Stated exercise: How many lines of these entries hold the string "свай"? Reply with the number alone.

____________________

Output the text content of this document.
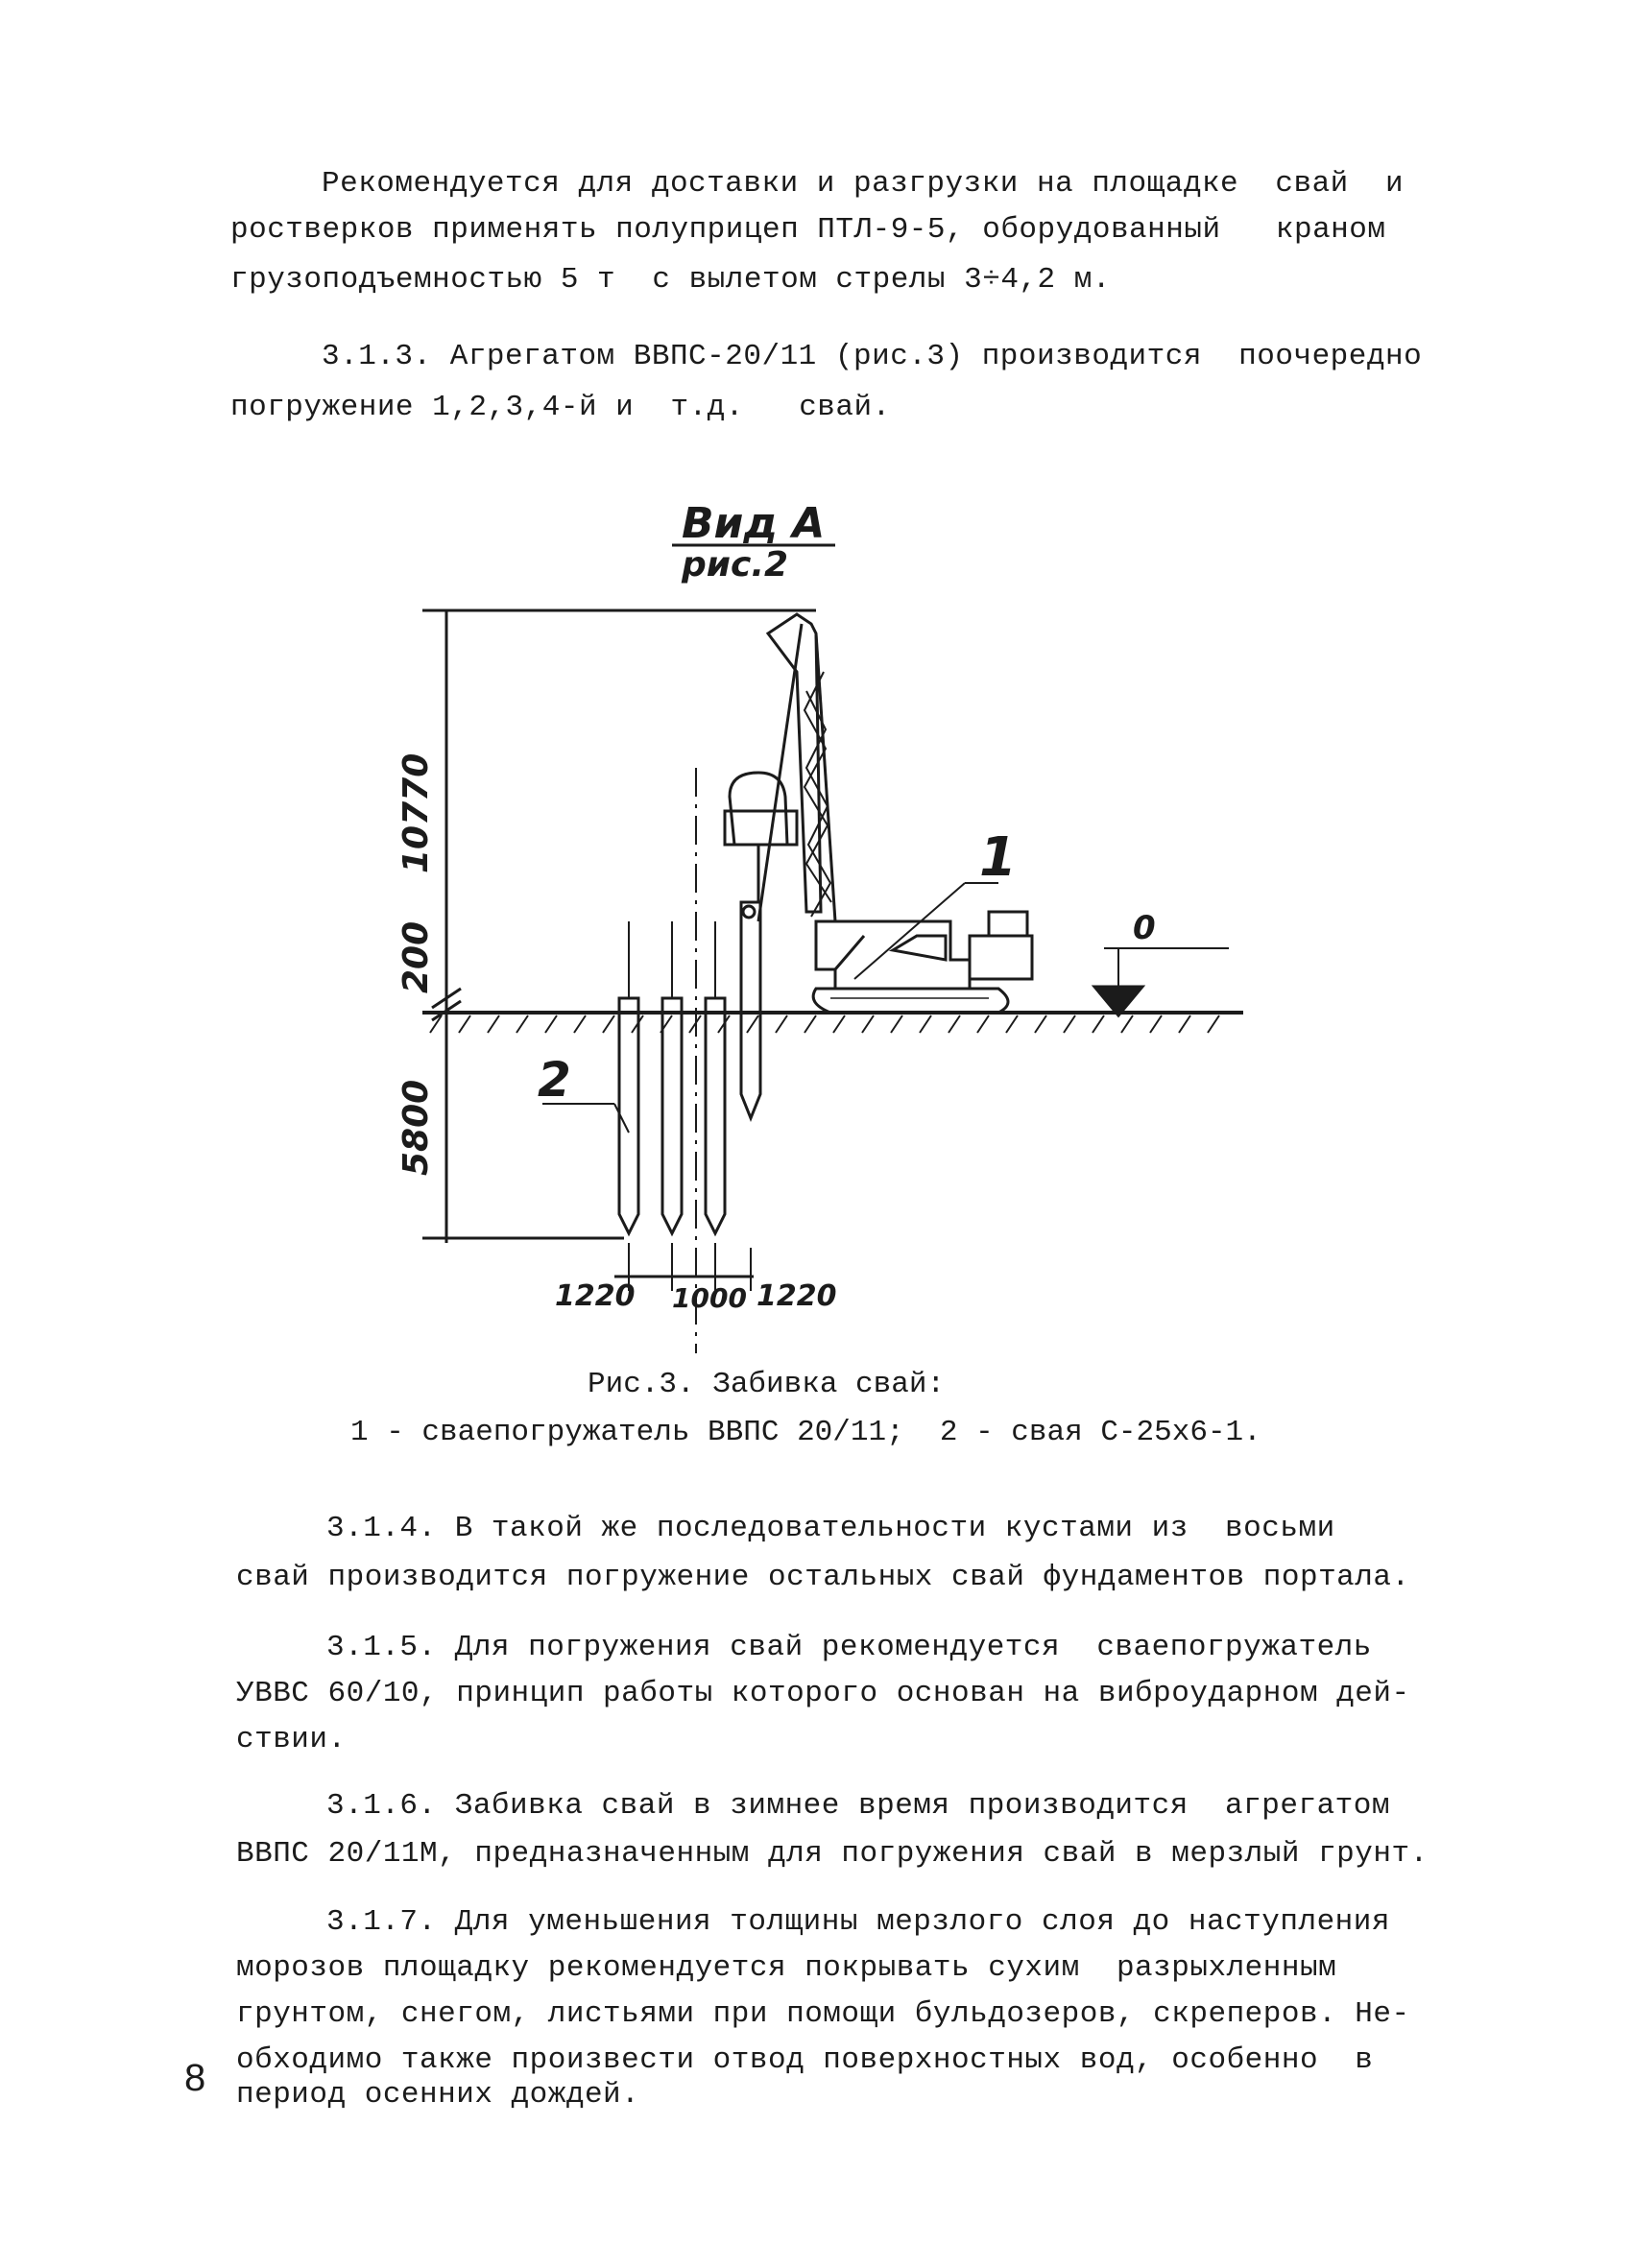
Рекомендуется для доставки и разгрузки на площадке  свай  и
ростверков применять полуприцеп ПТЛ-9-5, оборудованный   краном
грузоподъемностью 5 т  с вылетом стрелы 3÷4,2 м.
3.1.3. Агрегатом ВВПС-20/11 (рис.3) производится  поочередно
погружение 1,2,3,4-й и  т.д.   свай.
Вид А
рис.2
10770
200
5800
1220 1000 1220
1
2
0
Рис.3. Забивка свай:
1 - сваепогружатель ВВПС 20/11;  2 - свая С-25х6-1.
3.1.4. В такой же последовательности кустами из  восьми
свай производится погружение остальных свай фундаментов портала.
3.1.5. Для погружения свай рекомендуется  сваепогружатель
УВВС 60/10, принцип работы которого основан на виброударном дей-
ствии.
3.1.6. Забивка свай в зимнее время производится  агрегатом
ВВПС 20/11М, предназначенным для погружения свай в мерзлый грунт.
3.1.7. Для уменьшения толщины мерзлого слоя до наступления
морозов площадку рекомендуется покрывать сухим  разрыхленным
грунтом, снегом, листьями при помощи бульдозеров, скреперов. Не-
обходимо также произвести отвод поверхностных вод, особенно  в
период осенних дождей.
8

____________________

Final result: 7